(PROBLEM DESCRIPTION)
Check each line of the material below for "conc", then copy the ones that contain it.

[Some records]

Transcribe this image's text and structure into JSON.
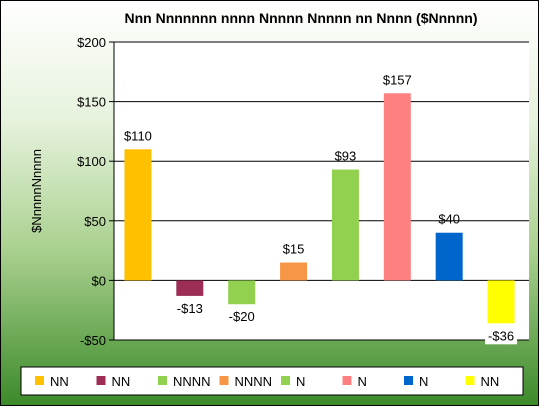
{
  "chart_data": {
    "type": "bar",
    "title": "Nnn Nnnnnnn nnnn Nnnnn Nnnnn nn Nnnn ($Nnnnn)",
    "ylabel": "$NnnnnNnnnn",
    "xlabel": "",
    "ylim": [
      -50,
      200
    ],
    "yticks": [
      -50,
      0,
      50,
      100,
      150,
      200
    ],
    "ytick_labels": [
      "-$50",
      "$0",
      "$50",
      "$100",
      "$150",
      "$200"
    ],
    "grid": true,
    "legend_position": "bottom",
    "categories": [
      "NN",
      "NN",
      "NNNN",
      "NNNN",
      "N",
      "N",
      "N",
      "NN"
    ],
    "values": [
      110,
      -13,
      -20,
      15,
      93,
      157,
      40,
      -36
    ],
    "data_labels": [
      "$110",
      "-$13",
      "-$20",
      "$15",
      "$93",
      "$157",
      "$40",
      "-$36"
    ],
    "colors": [
      "#ffc000",
      "#9b2d57",
      "#92d050",
      "#f79646",
      "#92d050",
      "#ff8080",
      "#0066cc",
      "#ffff00"
    ]
  }
}
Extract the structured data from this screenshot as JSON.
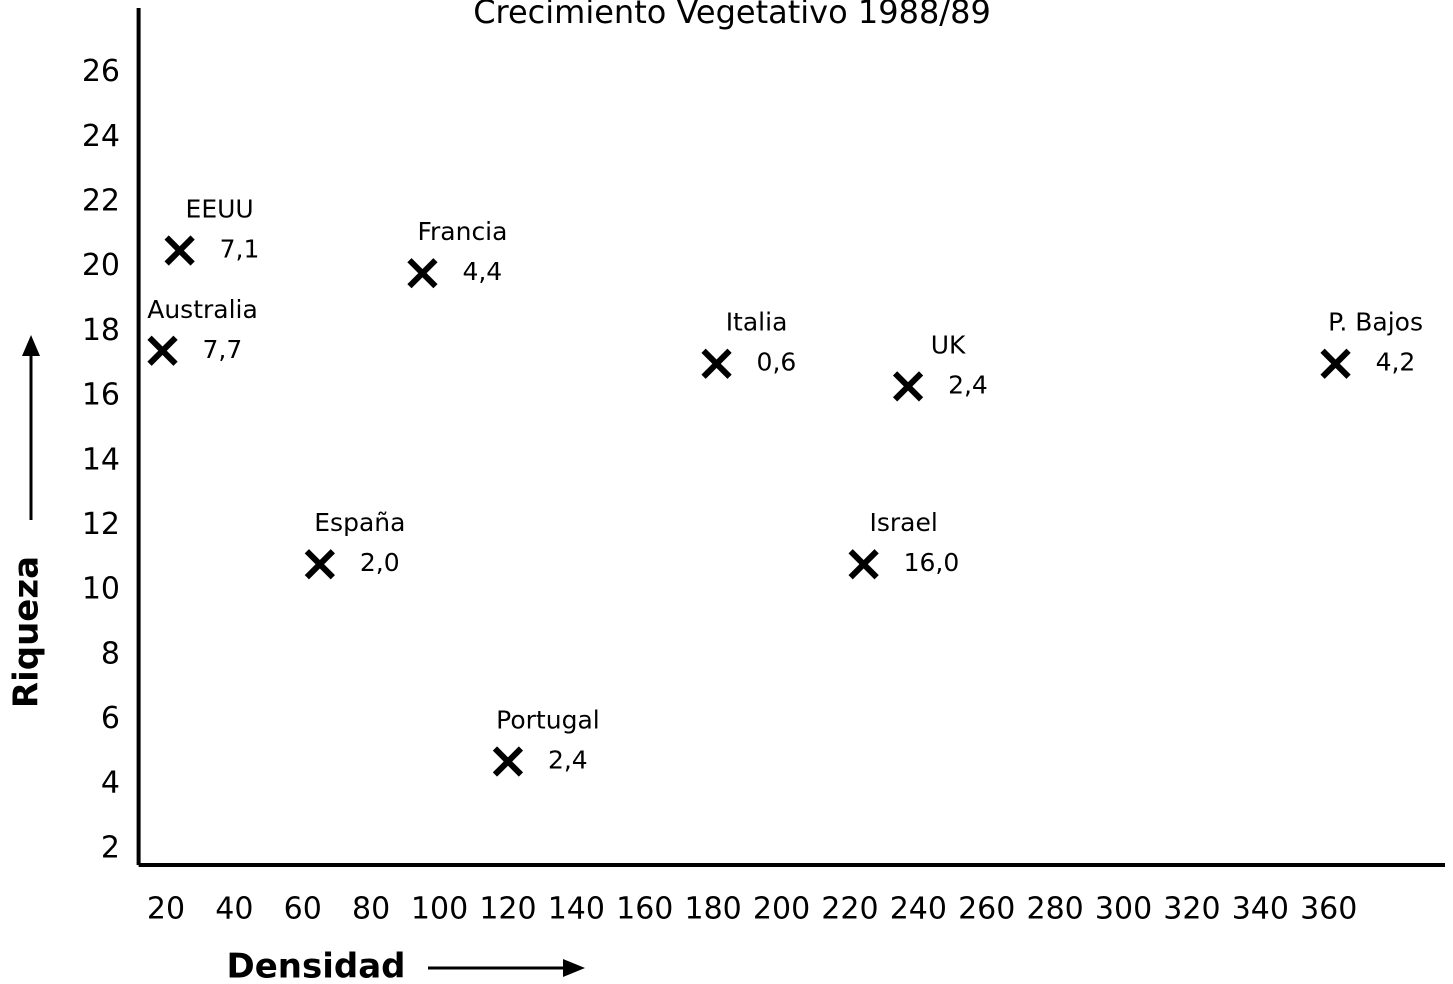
{
  "chart_data": {
    "type": "scatter",
    "title": "Crecimiento Vegetativo 1988/89",
    "xlabel": "Densidad",
    "ylabel": "Riqueza",
    "labels": [
      "EEUU",
      "Australia",
      "Francia",
      "España",
      "Portugal",
      "Italia",
      "UK",
      "Israel",
      "P. Bajos"
    ],
    "x": [
      24,
      19,
      95,
      65,
      120,
      181,
      237,
      224,
      362
    ],
    "values": [
      20.5,
      17.4,
      19.8,
      10.8,
      4.7,
      17.0,
      16.3,
      10.8,
      17.0
    ],
    "growth": [
      7.1,
      7.7,
      4.4,
      2.0,
      2.4,
      0.6,
      2.4,
      16.0,
      4.2
    ],
    "growth_labels": [
      "7,1",
      "7,7",
      "4,4",
      "2,0",
      "2,4",
      "0,6",
      "2,4",
      "16,0",
      "4,2"
    ],
    "color": "#000000",
    "xlim": [
      12,
      394
    ],
    "xticks": [
      20,
      40,
      60,
      80,
      100,
      120,
      140,
      160,
      180,
      200,
      220,
      240,
      260,
      280,
      300,
      320,
      340,
      360
    ],
    "ylim": [
      1.5,
      28
    ],
    "yticks": [
      2,
      4,
      6,
      8,
      10,
      12,
      14,
      16,
      18,
      20,
      22,
      24,
      26
    ],
    "grid": false
  }
}
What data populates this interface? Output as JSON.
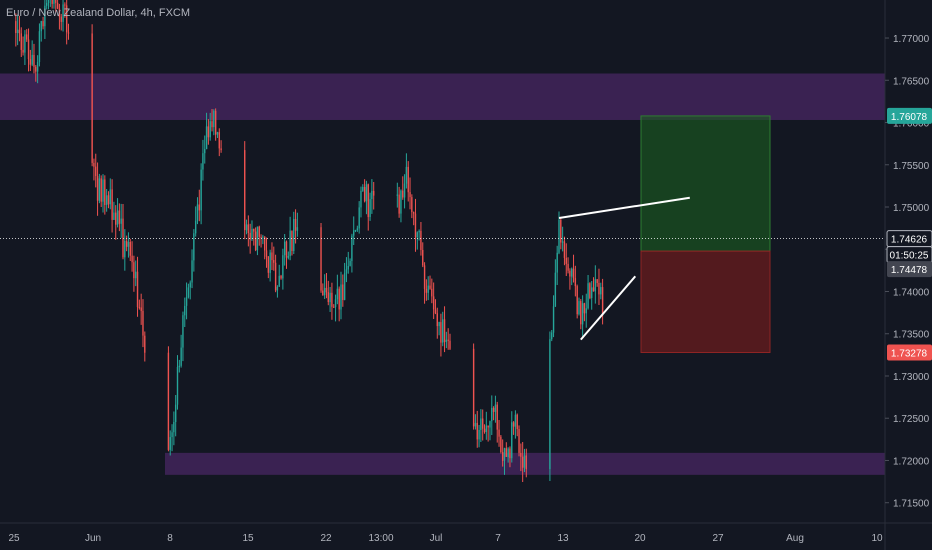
{
  "header": {
    "title": "Euro / New Zealand Dollar, 4h, FXCM"
  },
  "colors": {
    "background": "#131722",
    "up": "#26a69a",
    "down": "#ef5350",
    "zone": "#5b2c7a",
    "target_zone": "#1b5e20",
    "stop_zone": "#7f1d1d",
    "axis_text": "#b2b5be",
    "trendline": "#ffffff",
    "current_price_line": "#ffffff"
  },
  "chart_data": {
    "type": "candlestick",
    "title": "Euro / New Zealand Dollar, 4h, FXCM",
    "ylim": [
      1.7126,
      1.7745
    ],
    "x_ticks": [
      "25",
      "Jun",
      "8",
      "15",
      "22",
      "13:00",
      "Jul",
      "7",
      "13",
      "20",
      "27",
      "Aug",
      "10"
    ],
    "y_ticks": [
      "1.77000",
      "1.76500",
      "1.76000",
      "1.75500",
      "1.75000",
      "1.74500",
      "1.74000",
      "1.73500",
      "1.73000",
      "1.72500",
      "1.72000",
      "1.71500"
    ],
    "price_tags": {
      "target": "1.76078",
      "current": "1.74626",
      "countdown": "01:50:25",
      "entry": "1.74478",
      "stop": "1.73278"
    },
    "price_levels": {
      "target": 1.76078,
      "current": 1.74626,
      "entry": 1.74478,
      "stop": 1.73278
    },
    "zones": [
      {
        "name": "resistance",
        "low": 1.7603,
        "high": 1.7658
      },
      {
        "name": "support",
        "low": 1.7183,
        "high": 1.7209
      }
    ],
    "trendlines": [
      {
        "name": "upper",
        "from": [
          "Jul 14",
          1.7487
        ],
        "to": [
          "Jul 26",
          1.7511
        ]
      },
      {
        "name": "lower",
        "from": [
          "Jul 16",
          1.7343
        ],
        "to": [
          "Jul 21",
          1.7418
        ]
      }
    ],
    "anchors": [
      {
        "date": "May 24",
        "close": 1.772
      },
      {
        "date": "May 26",
        "close": 1.77
      },
      {
        "date": "May 27",
        "close": 1.766
      },
      {
        "date": "May 28",
        "close": 1.775
      },
      {
        "date": "May 30",
        "close": 1.772
      },
      {
        "date": "Jun 1",
        "close": 1.754
      },
      {
        "date": "Jun 3",
        "close": 1.75
      },
      {
        "date": "Jun 5",
        "close": 1.742
      },
      {
        "date": "Jun 7",
        "close": 1.727
      },
      {
        "date": "Jun 8",
        "close": 1.719
      },
      {
        "date": "Jun 10",
        "close": 1.741
      },
      {
        "date": "Jun 12",
        "close": 1.762
      },
      {
        "date": "Jun 14",
        "close": 1.75
      },
      {
        "date": "Jun 16",
        "close": 1.747
      },
      {
        "date": "Jun 18",
        "close": 1.742
      },
      {
        "date": "Jun 20",
        "close": 1.748
      },
      {
        "date": "Jun 22",
        "close": 1.74
      },
      {
        "date": "Jun 24",
        "close": 1.739
      },
      {
        "date": "Jun 26",
        "close": 1.752
      },
      {
        "date": "Jun 28",
        "close": 1.747
      },
      {
        "date": "Jun 30",
        "close": 1.753
      },
      {
        "date": "Jul 2",
        "close": 1.74
      },
      {
        "date": "Jul 4",
        "close": 1.733
      },
      {
        "date": "Jul 6",
        "close": 1.722
      },
      {
        "date": "Jul 8",
        "close": 1.726
      },
      {
        "date": "Jul 9",
        "close": 1.72
      },
      {
        "date": "Jul 10",
        "close": 1.724
      },
      {
        "date": "Jul 11",
        "close": 1.718
      },
      {
        "date": "Jul 12",
        "close": 1.722
      },
      {
        "date": "Jul 13",
        "close": 1.73
      },
      {
        "date": "Jul 14",
        "close": 1.747
      },
      {
        "date": "Jul 15",
        "close": 1.742
      },
      {
        "date": "Jul 16",
        "close": 1.736
      },
      {
        "date": "Jul 17",
        "close": 1.742
      },
      {
        "date": "Jul 18",
        "close": 1.739
      },
      {
        "date": "Jul 19",
        "close": 1.748
      },
      {
        "date": "Jul 20",
        "close": 1.7463
      }
    ]
  }
}
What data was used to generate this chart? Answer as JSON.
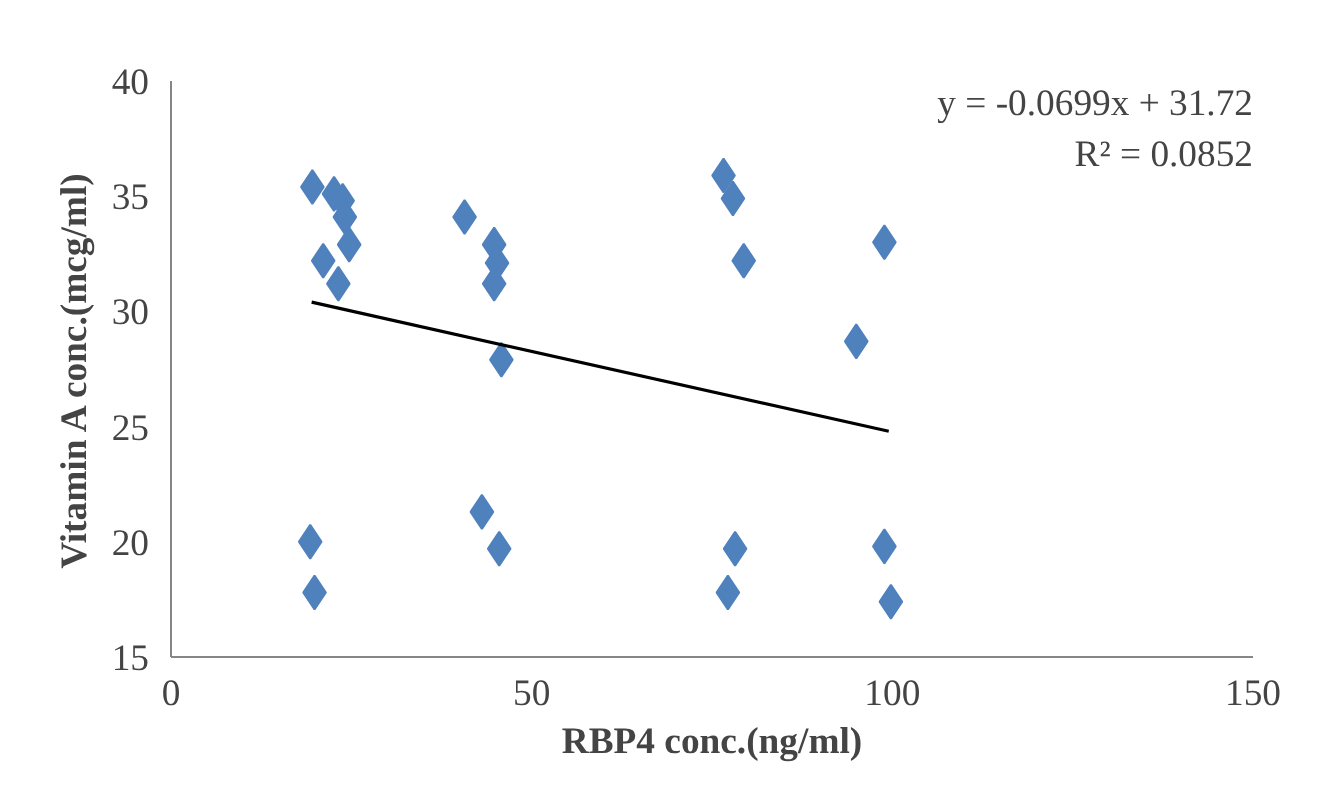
{
  "chart_data": {
    "type": "scatter",
    "xlabel": "RBP4 conc.(ng/ml)",
    "ylabel": "Vitamin A conc.(mcg/ml)",
    "xlim": [
      0,
      150
    ],
    "xticks": [
      0,
      50,
      100,
      150
    ],
    "ylim": [
      15,
      40
    ],
    "yticks": [
      15,
      20,
      25,
      30,
      35,
      40
    ],
    "grid": false,
    "annotations": [
      "y = -0.0699x + 31.72",
      "R² = 0.0852"
    ],
    "series": [
      {
        "marker": "diamond",
        "color": "#4f81bd",
        "x": [
          19.6,
          22.6,
          23.8,
          24.1,
          24.7,
          21.1,
          23.2,
          40.7,
          44.8,
          45.2,
          44.8,
          45.8,
          43.1,
          45.5,
          19.3,
          19.9,
          76.6,
          77.9,
          79.4,
          98.9,
          95.0,
          78.2,
          77.2,
          98.9,
          99.8
        ],
        "values": [
          35.4,
          35.1,
          34.8,
          34.1,
          32.9,
          32.2,
          31.2,
          34.1,
          32.9,
          32.1,
          31.2,
          27.9,
          21.3,
          19.7,
          20.0,
          17.8,
          35.9,
          34.9,
          32.2,
          33.0,
          28.7,
          19.7,
          17.8,
          19.8,
          17.4
        ]
      },
      {
        "type": "line",
        "color": "#000000",
        "marker": "none",
        "line_style": "solid",
        "x": [
          19.5,
          99.5
        ],
        "values": [
          30.4,
          24.8
        ]
      }
    ]
  }
}
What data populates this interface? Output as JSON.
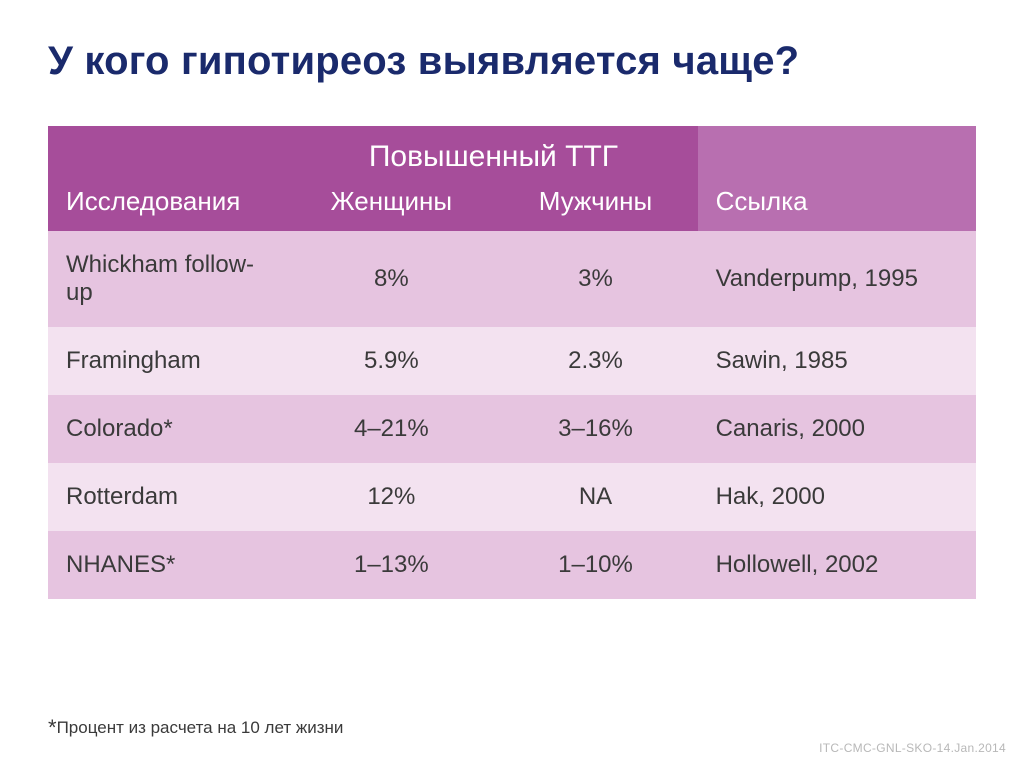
{
  "title": "У кого  гипотиреоз выявляется чаще?",
  "table": {
    "type": "table",
    "header_super": "Повышенный ТТГ",
    "columns": [
      "Исследования",
      "Женщины",
      "Мужчины",
      "Ссылка"
    ],
    "header_bg": "#a64d9a",
    "header_bg_light": "#b86fb0",
    "header_text_color": "#ffffff",
    "row_bg_odd": "#e6c4e0",
    "row_bg_even": "#f3e2f0",
    "text_color": "#3a3a3a",
    "font_size_header_super": 30,
    "font_size_header": 26,
    "font_size_body": 24,
    "col_widths_pct": [
      26,
      22,
      22,
      30
    ],
    "col_align": [
      "left",
      "center",
      "center",
      "left"
    ],
    "rows": [
      {
        "study": "Whickham follow-up",
        "women": "8%",
        "men": "3%",
        "ref": "Vanderpump, 1995"
      },
      {
        "study": "Framingham",
        "women": "5.9%",
        "men": "2.3%",
        "ref": "Sawin, 1985"
      },
      {
        "study": "Colorado*",
        "women": "4–21%",
        "men": "3–16%",
        "ref": "Canaris, 2000"
      },
      {
        "study": "Rotterdam",
        "women": "12%",
        "men": "NA",
        "ref": "Hak, 2000"
      },
      {
        "study": "NHANES*",
        "women": "1–13%",
        "men": "1–10%",
        "ref": "Hollowell, 2002"
      }
    ]
  },
  "footnote": {
    "star": "*",
    "text": "Процент из расчета на 10 лет жизни"
  },
  "slidecode": "ITC-CMC-GNL-SKO-14.Jan.2014",
  "background_color": "#ffffff",
  "title_color": "#1a2a6c"
}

(FINAL RESULT)
    "xlabel": "RBP4 conc.(ng/ml)",
    "ylabel": "Vitamin A conc.(mcg/ml)",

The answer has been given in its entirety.